The data >>
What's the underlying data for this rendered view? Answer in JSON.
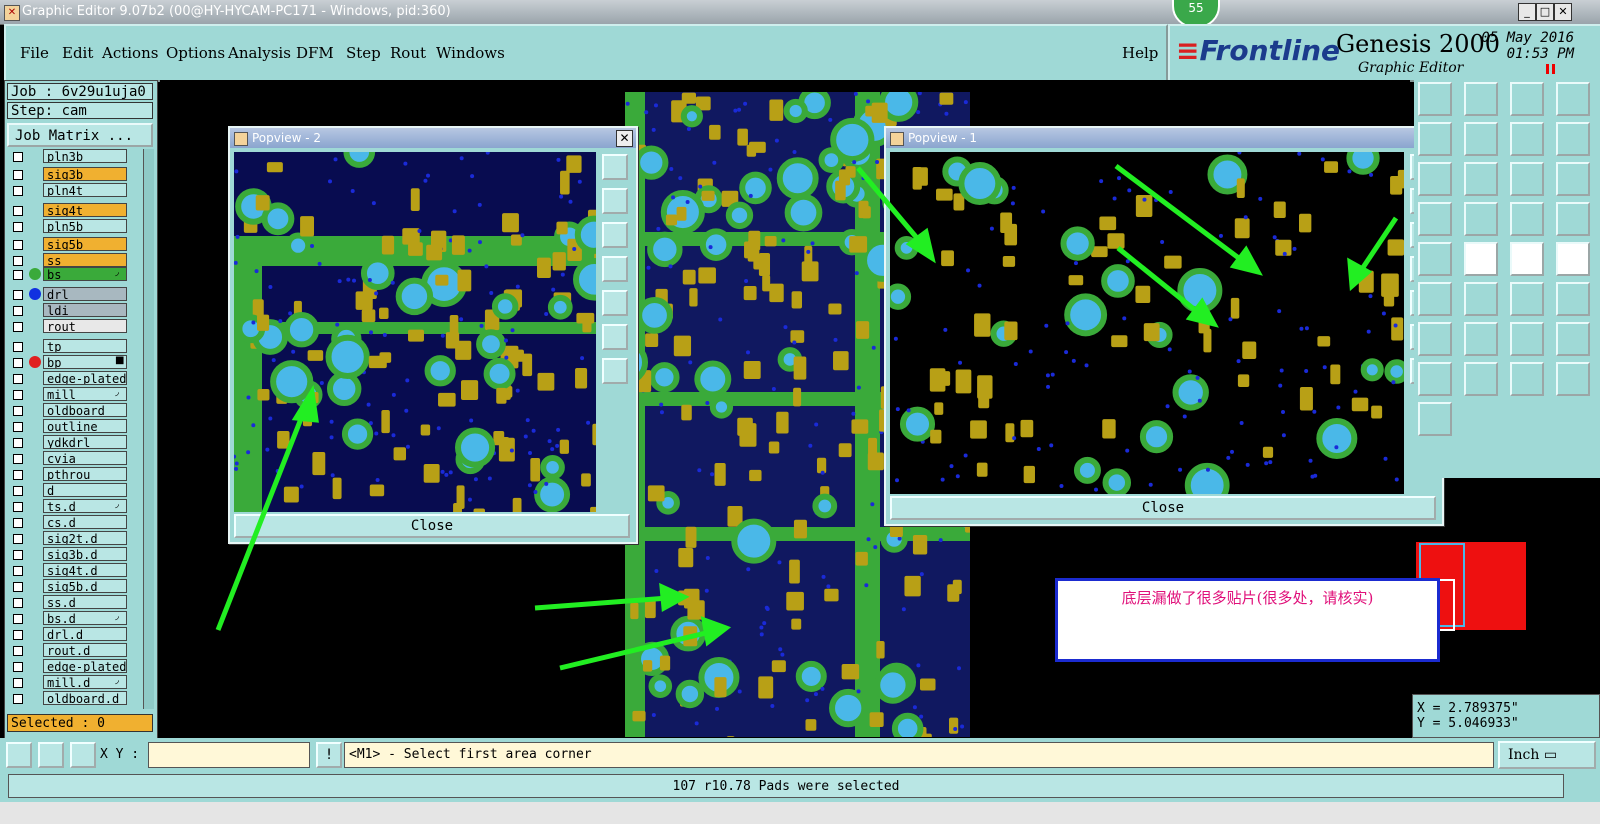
{
  "window": {
    "title": "Graphic Editor 9.07b2 (00@HY-HYCAM-PC171 - Windows, pid:360)",
    "notification_count": "55"
  },
  "menu": {
    "items": [
      "File",
      "Edit",
      "Actions",
      "Options",
      "Analysis",
      "DFM",
      "Step",
      "Rout",
      "Windows"
    ],
    "help": "Help"
  },
  "brand": {
    "logo": "Frontline",
    "product": "Genesis 2000",
    "subtitle": "Graphic Editor",
    "date": "05 May 2016",
    "time": "01:53 PM"
  },
  "job": {
    "job_label": "Job : 6v29u1uja0",
    "step_label": "Step: cam",
    "matrix_button": "Job Matrix ..."
  },
  "layers": [
    {
      "name": "pln3b",
      "color": "#b9e6e4",
      "dot": ""
    },
    {
      "name": "sig3b",
      "color": "#f0b030",
      "dot": ""
    },
    {
      "name": "pln4t",
      "color": "#b9e6e4",
      "dot": ""
    },
    {
      "name": "sig4t",
      "color": "#f0b030",
      "dot": ""
    },
    {
      "name": "pln5b",
      "color": "#b9e6e4",
      "dot": ""
    },
    {
      "name": "sig5b",
      "color": "#f0b030",
      "dot": ""
    },
    {
      "name": "ss",
      "color": "#f0b030",
      "dot": ""
    },
    {
      "name": "bs",
      "color": "#3aaa3a",
      "dot": "#3aaa3a",
      "mark": "◞"
    },
    {
      "name": "drl",
      "color": "#a8b8c0",
      "dot": "#1030e0"
    },
    {
      "name": "ldi",
      "color": "#a8b8c0",
      "dot": ""
    },
    {
      "name": "rout",
      "color": "#e8e8e8",
      "dot": ""
    },
    {
      "name": "tp",
      "color": "#b9e6e4",
      "dot": ""
    },
    {
      "name": "bp",
      "color": "#b9e6e4",
      "dot": "#e02020",
      "mark": "■"
    },
    {
      "name": "edge-plated",
      "color": "#b9e6e4",
      "dot": ""
    },
    {
      "name": "mill",
      "color": "#b9e6e4",
      "dot": "",
      "mark": "◞"
    },
    {
      "name": "oldboard",
      "color": "#b9e6e4",
      "dot": ""
    },
    {
      "name": "outline",
      "color": "#b9e6e4",
      "dot": ""
    },
    {
      "name": "ydkdrl",
      "color": "#b9e6e4",
      "dot": ""
    },
    {
      "name": "cvia",
      "color": "#b9e6e4",
      "dot": ""
    },
    {
      "name": "pthrou",
      "color": "#b9e6e4",
      "dot": ""
    },
    {
      "name": "d",
      "color": "#b9e6e4",
      "dot": ""
    },
    {
      "name": "ts.d",
      "color": "#b9e6e4",
      "dot": "",
      "mark": "◞"
    },
    {
      "name": "cs.d",
      "color": "#b9e6e4",
      "dot": ""
    },
    {
      "name": "sig2t.d",
      "color": "#b9e6e4",
      "dot": ""
    },
    {
      "name": "sig3b.d",
      "color": "#b9e6e4",
      "dot": ""
    },
    {
      "name": "sig4t.d",
      "color": "#b9e6e4",
      "dot": ""
    },
    {
      "name": "sig5b.d",
      "color": "#b9e6e4",
      "dot": ""
    },
    {
      "name": "ss.d",
      "color": "#b9e6e4",
      "dot": ""
    },
    {
      "name": "bs.d",
      "color": "#b9e6e4",
      "dot": "",
      "mark": "◞"
    },
    {
      "name": "drl.d",
      "color": "#b9e6e4",
      "dot": ""
    },
    {
      "name": "rout.d",
      "color": "#b9e6e4",
      "dot": ""
    },
    {
      "name": "edge-plated",
      "color": "#b9e6e4",
      "dot": ""
    },
    {
      "name": "mill.d",
      "color": "#b9e6e4",
      "dot": "",
      "mark": "◞"
    },
    {
      "name": "oldboard.d",
      "color": "#b9e6e4",
      "dot": ""
    }
  ],
  "selected_label": "Selected : 0",
  "popview2": {
    "title": "Popview - 2",
    "close": "Close"
  },
  "popview1": {
    "title": "Popview - 1",
    "close": "Close"
  },
  "note": {
    "text": "底层漏做了很多贴片(很多处，请核实)"
  },
  "coords": {
    "x": "X =  2.789375\"",
    "y": "Y =  5.046933\""
  },
  "bottom": {
    "xy_label": "X Y :",
    "xy_value": "",
    "prompt": "<M1> - Select first area corner",
    "units": "Inch"
  },
  "status": "107 r10.78 Pads were selected",
  "colors": {
    "panel": "#9fd9d6",
    "copper": "#3aaa3a",
    "pad": "#b8a016",
    "drill": "#4ab8e8",
    "via": "#1a2ad8",
    "arrow": "#22ee22"
  }
}
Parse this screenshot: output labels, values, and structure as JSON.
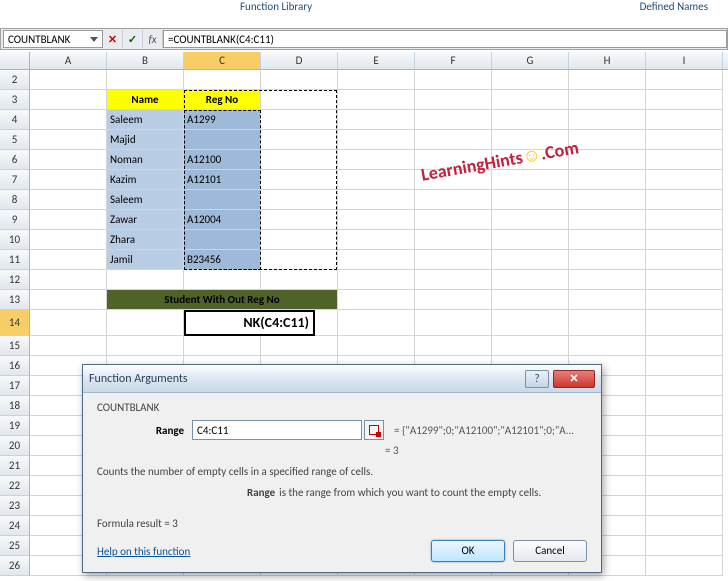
{
  "ribbon": {
    "functionLibrary": "Function Library",
    "definedNames": "Defined Names"
  },
  "nameBox": "COUNTBLANK",
  "formula": "=COUNTBLANK(C4:C11)",
  "columns": [
    "A",
    "B",
    "C",
    "D",
    "E",
    "F",
    "G",
    "H",
    "I"
  ],
  "rows": [
    "2",
    "3",
    "4",
    "5",
    "6",
    "7",
    "8",
    "9",
    "10",
    "11",
    "12",
    "13",
    "14",
    "15",
    "16",
    "17",
    "18",
    "19",
    "20",
    "21",
    "22",
    "23",
    "24",
    "25",
    "26"
  ],
  "headers": {
    "B3": "Name",
    "C3": "Reg No"
  },
  "data": {
    "B4": "Saleem",
    "C4": "A1299",
    "B5": "Majid",
    "C5": "",
    "B6": "Noman",
    "C6": "A12100",
    "B7": "Kazim",
    "C7": "A12101",
    "B8": "Saleem",
    "C8": "",
    "B9": "Zawar",
    "C9": "A12004",
    "B10": "Zhara",
    "C10": "",
    "B11": "Jamil",
    "C11": "B23456"
  },
  "mergedTitle": "Student With Out Reg No",
  "activeCell": "NK(C4:C11)",
  "watermark": {
    "p1": "LearningHints",
    "p2": ".Com"
  },
  "dialog": {
    "title": "Function Arguments",
    "funcName": "COUNTBLANK",
    "argLabel": "Range",
    "argValue": "C4:C11",
    "argEval": "= {\"A1299\";0;\"A12100\";\"A12101\";0;\"A...",
    "resultEval": "= 3",
    "description": "Counts the number of empty cells in a specified range of cells.",
    "paramName": "Range",
    "paramDesc": "is the range from which you want to count the empty cells.",
    "formulaResult": "Formula result = 3",
    "helpLink": "Help on this function",
    "ok": "OK",
    "cancel": "Cancel",
    "help": "?",
    "close": "✕"
  }
}
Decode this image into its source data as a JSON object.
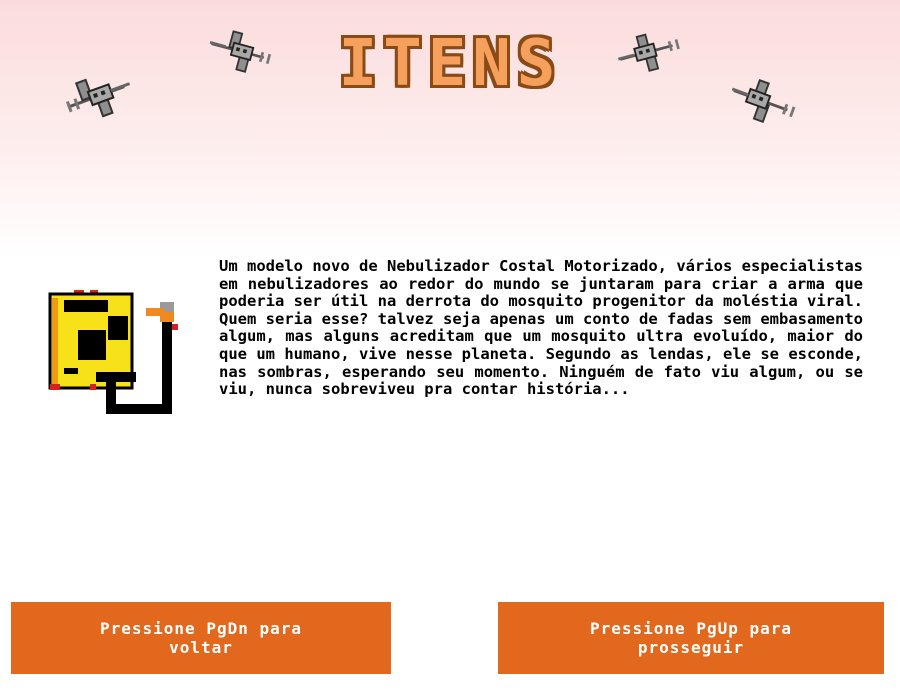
{
  "title": "ITENS",
  "item": {
    "icon": "motorized-backpack-fogger-icon",
    "description": "Um modelo novo de Nebulizador Costal Motorizado, vários especialistas em nebulizadores ao redor do mundo se juntaram para criar a arma que poderia ser útil na derrota do mosquito progenitor da moléstia viral. Quem seria esse? talvez seja apenas um conto de fadas sem embasamento algum, mas alguns acreditam que um mosquito ultra evoluído, maior do que um humano, vive nesse planeta. Segundo as lendas, ele se esconde, nas sombras, esperando seu momento. Ninguém de fato viu algum, ou se viu, nunca sobreviveu pra contar história..."
  },
  "buttons": {
    "back_label": "Pressione PgDn para voltar",
    "next_label": "Pressione PgUp para prosseguir"
  },
  "decorations": [
    "mosquito-icon",
    "mosquito-icon",
    "mosquito-icon",
    "mosquito-icon"
  ],
  "colors": {
    "title_fill": "#f6a05e",
    "title_outline": "#8a4a16",
    "button_bg": "#e2681e",
    "button_text": "#ffffff",
    "bg_top": "#fbdcdc"
  }
}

What the exercise asks >>
Leaving the pictures out, reproduce the entries above exactly.

Exercise result >>
What's the underlying data for this rendered view? Answer in JSON.
{
  "window": {
    "title": "Graphic Editor 9.07b2 (00@HY-HYCAM-PC171 - Windows, pid:360)",
    "notification_count": "55"
  },
  "menu": {
    "items": [
      "File",
      "Edit",
      "Actions",
      "Options",
      "Analysis",
      "DFM",
      "Step",
      "Rout",
      "Windows"
    ],
    "help": "Help"
  },
  "brand": {
    "logo": "Frontline",
    "product": "Genesis 2000",
    "subtitle": "Graphic Editor",
    "date": "05 May 2016",
    "time": "01:53 PM"
  },
  "job": {
    "job_label": "Job : 6v29u1uja0",
    "step_label": "Step: cam",
    "matrix_button": "Job Matrix ..."
  },
  "layers": [
    {
      "name": "pln3b",
      "color": "#b9e6e4",
      "dot": ""
    },
    {
      "name": "sig3b",
      "color": "#f0b030",
      "dot": ""
    },
    {
      "name": "pln4t",
      "color": "#b9e6e4",
      "dot": ""
    },
    {
      "name": "sig4t",
      "color": "#f0b030",
      "dot": ""
    },
    {
      "name": "pln5b",
      "color": "#b9e6e4",
      "dot": ""
    },
    {
      "name": "sig5b",
      "color": "#f0b030",
      "dot": ""
    },
    {
      "name": "ss",
      "color": "#f0b030",
      "dot": ""
    },
    {
      "name": "bs",
      "color": "#3aaa3a",
      "dot": "#3aaa3a",
      "mark": "◞"
    },
    {
      "name": "drl",
      "color": "#a8b8c0",
      "dot": "#1030e0"
    },
    {
      "name": "ldi",
      "color": "#a8b8c0",
      "dot": ""
    },
    {
      "name": "rout",
      "color": "#e8e8e8",
      "dot": ""
    },
    {
      "name": "tp",
      "color": "#b9e6e4",
      "dot": ""
    },
    {
      "name": "bp",
      "color": "#b9e6e4",
      "dot": "#e02020",
      "mark": "■"
    },
    {
      "name": "edge-plated",
      "color": "#b9e6e4",
      "dot": ""
    },
    {
      "name": "mill",
      "color": "#b9e6e4",
      "dot": "",
      "mark": "◞"
    },
    {
      "name": "oldboard",
      "color": "#b9e6e4",
      "dot": ""
    },
    {
      "name": "outline",
      "color": "#b9e6e4",
      "dot": ""
    },
    {
      "name": "ydkdrl",
      "color": "#b9e6e4",
      "dot": ""
    },
    {
      "name": "cvia",
      "color": "#b9e6e4",
      "dot": ""
    },
    {
      "name": "pthrou",
      "color": "#b9e6e4",
      "dot": ""
    },
    {
      "name": "d",
      "color": "#b9e6e4",
      "dot": ""
    },
    {
      "name": "ts.d",
      "color": "#b9e6e4",
      "dot": "",
      "mark": "◞"
    },
    {
      "name": "cs.d",
      "color": "#b9e6e4",
      "dot": ""
    },
    {
      "name": "sig2t.d",
      "color": "#b9e6e4",
      "dot": ""
    },
    {
      "name": "sig3b.d",
      "color": "#b9e6e4",
      "dot": ""
    },
    {
      "name": "sig4t.d",
      "color": "#b9e6e4",
      "dot": ""
    },
    {
      "name": "sig5b.d",
      "color": "#b9e6e4",
      "dot": ""
    },
    {
      "name": "ss.d",
      "color": "#b9e6e4",
      "dot": ""
    },
    {
      "name": "bs.d",
      "color": "#b9e6e4",
      "dot": "",
      "mark": "◞"
    },
    {
      "name": "drl.d",
      "color": "#b9e6e4",
      "dot": ""
    },
    {
      "name": "rout.d",
      "color": "#b9e6e4",
      "dot": ""
    },
    {
      "name": "edge-plated",
      "color": "#b9e6e4",
      "dot": ""
    },
    {
      "name": "mill.d",
      "color": "#b9e6e4",
      "dot": "",
      "mark": "◞"
    },
    {
      "name": "oldboard.d",
      "color": "#b9e6e4",
      "dot": ""
    }
  ],
  "selected_label": "Selected : 0",
  "popview2": {
    "title": "Popview - 2",
    "close": "Close"
  },
  "popview1": {
    "title": "Popview - 1",
    "close": "Close"
  },
  "note": {
    "text": "底层漏做了很多贴片(很多处，请核实)"
  },
  "coords": {
    "x": "X =  2.789375\"",
    "y": "Y =  5.046933\""
  },
  "bottom": {
    "xy_label": "X Y :",
    "xy_value": "",
    "prompt": "<M1> - Select first area corner",
    "units": "Inch"
  },
  "status": "107 r10.78 Pads were selected",
  "colors": {
    "panel": "#9fd9d6",
    "copper": "#3aaa3a",
    "pad": "#b8a016",
    "drill": "#4ab8e8",
    "via": "#1a2ad8",
    "arrow": "#22ee22"
  }
}
Parse this screenshot: output labels, values, and structure as JSON.
{
  "ribbon": {
    "functionLibrary": "Function Library",
    "definedNames": "Defined Names"
  },
  "nameBox": "COUNTBLANK",
  "formula": "=COUNTBLANK(C4:C11)",
  "columns": [
    "A",
    "B",
    "C",
    "D",
    "E",
    "F",
    "G",
    "H",
    "I"
  ],
  "rows": [
    "2",
    "3",
    "4",
    "5",
    "6",
    "7",
    "8",
    "9",
    "10",
    "11",
    "12",
    "13",
    "14",
    "15",
    "16",
    "17",
    "18",
    "19",
    "20",
    "21",
    "22",
    "23",
    "24",
    "25",
    "26"
  ],
  "headers": {
    "B3": "Name",
    "C3": "Reg No"
  },
  "data": {
    "B4": "Saleem",
    "C4": "A1299",
    "B5": "Majid",
    "C5": "",
    "B6": "Noman",
    "C6": "A12100",
    "B7": "Kazim",
    "C7": "A12101",
    "B8": "Saleem",
    "C8": "",
    "B9": "Zawar",
    "C9": "A12004",
    "B10": "Zhara",
    "C10": "",
    "B11": "Jamil",
    "C11": "B23456"
  },
  "mergedTitle": "Student With Out Reg No",
  "activeCell": "NK(C4:C11)",
  "watermark": {
    "p1": "LearningHints",
    "p2": ".Com"
  },
  "dialog": {
    "title": "Function Arguments",
    "funcName": "COUNTBLANK",
    "argLabel": "Range",
    "argValue": "C4:C11",
    "argEval": "= {\"A1299\";0;\"A12100\";\"A12101\";0;\"A...",
    "resultEval": "= 3",
    "description": "Counts the number of empty cells in a specified range of cells.",
    "paramName": "Range",
    "paramDesc": "is the range from which you want to count the empty cells.",
    "formulaResult": "Formula result = 3",
    "helpLink": "Help on this function",
    "ok": "OK",
    "cancel": "Cancel",
    "help": "?",
    "close": "✕"
  }
}
Decode this image into its source data as a JSON object.
{
  "title": "ITENS",
  "item": {
    "icon": "motorized-backpack-fogger-icon",
    "description": "Um modelo novo de Nebulizador Costal Motorizado, vários especialistas em nebulizadores ao redor do mundo se juntaram para criar a arma que poderia ser útil na derrota do mosquito progenitor da moléstia viral. Quem seria esse? talvez seja apenas um conto de fadas sem embasamento algum, mas alguns acreditam que um mosquito ultra evoluído, maior do que um humano, vive nesse planeta. Segundo as lendas, ele se esconde, nas sombras, esperando seu momento. Ninguém de fato viu algum, ou se viu, nunca sobreviveu pra contar história..."
  },
  "buttons": {
    "back_label": "Pressione PgDn para voltar",
    "next_label": "Pressione PgUp para prosseguir"
  },
  "decorations": [
    "mosquito-icon",
    "mosquito-icon",
    "mosquito-icon",
    "mosquito-icon"
  ],
  "colors": {
    "title_fill": "#f6a05e",
    "title_outline": "#8a4a16",
    "button_bg": "#e2681e",
    "button_text": "#ffffff",
    "bg_top": "#fbdcdc"
  }
}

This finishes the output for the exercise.